What you will do:
Identify the lines that contain the string "particularly", then copy each of them.

- - -

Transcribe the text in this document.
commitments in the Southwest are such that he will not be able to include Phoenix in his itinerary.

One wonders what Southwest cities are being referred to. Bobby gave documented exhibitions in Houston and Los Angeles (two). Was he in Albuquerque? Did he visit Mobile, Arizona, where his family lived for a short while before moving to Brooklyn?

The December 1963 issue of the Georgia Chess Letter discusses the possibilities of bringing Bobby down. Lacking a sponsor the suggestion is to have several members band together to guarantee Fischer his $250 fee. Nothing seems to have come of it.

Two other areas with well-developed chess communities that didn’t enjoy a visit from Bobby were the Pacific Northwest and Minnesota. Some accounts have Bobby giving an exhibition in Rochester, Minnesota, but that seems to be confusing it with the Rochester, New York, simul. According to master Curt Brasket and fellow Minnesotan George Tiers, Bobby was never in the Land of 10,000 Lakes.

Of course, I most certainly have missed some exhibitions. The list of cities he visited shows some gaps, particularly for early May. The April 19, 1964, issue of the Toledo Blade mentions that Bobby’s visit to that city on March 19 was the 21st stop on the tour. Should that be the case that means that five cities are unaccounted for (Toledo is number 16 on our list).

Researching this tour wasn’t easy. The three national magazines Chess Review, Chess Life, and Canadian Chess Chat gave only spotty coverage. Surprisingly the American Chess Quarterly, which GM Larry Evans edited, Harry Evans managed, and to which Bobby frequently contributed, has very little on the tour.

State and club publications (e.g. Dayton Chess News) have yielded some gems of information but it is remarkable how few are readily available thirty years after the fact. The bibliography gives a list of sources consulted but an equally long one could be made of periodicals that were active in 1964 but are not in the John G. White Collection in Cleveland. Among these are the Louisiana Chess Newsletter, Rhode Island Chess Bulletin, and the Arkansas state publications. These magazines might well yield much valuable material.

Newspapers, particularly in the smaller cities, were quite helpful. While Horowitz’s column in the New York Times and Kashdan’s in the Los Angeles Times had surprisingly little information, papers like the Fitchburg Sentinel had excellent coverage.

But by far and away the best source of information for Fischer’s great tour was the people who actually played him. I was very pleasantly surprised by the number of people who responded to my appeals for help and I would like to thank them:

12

- - -

Answer in full:
Of course, I most certainly have missed some exhibitions. The list of cities he visited shows some gaps, particularly for early May. The April 19, 1964, issue of the Toledo Blade mentions that Bobby’s visit to that city on March 19 was the 21st stop on the tour. Should that be the case that means that five cities are unaccounted for (Toledo is number 16 on our list).
Newspapers, particularly in the smaller cities, were quite helpful. While Horowitz’s column in the New York Times and Kashdan’s in the Los Angeles Times had surprisingly little information, papers like the Fitchburg Sentinel had excellent coverage.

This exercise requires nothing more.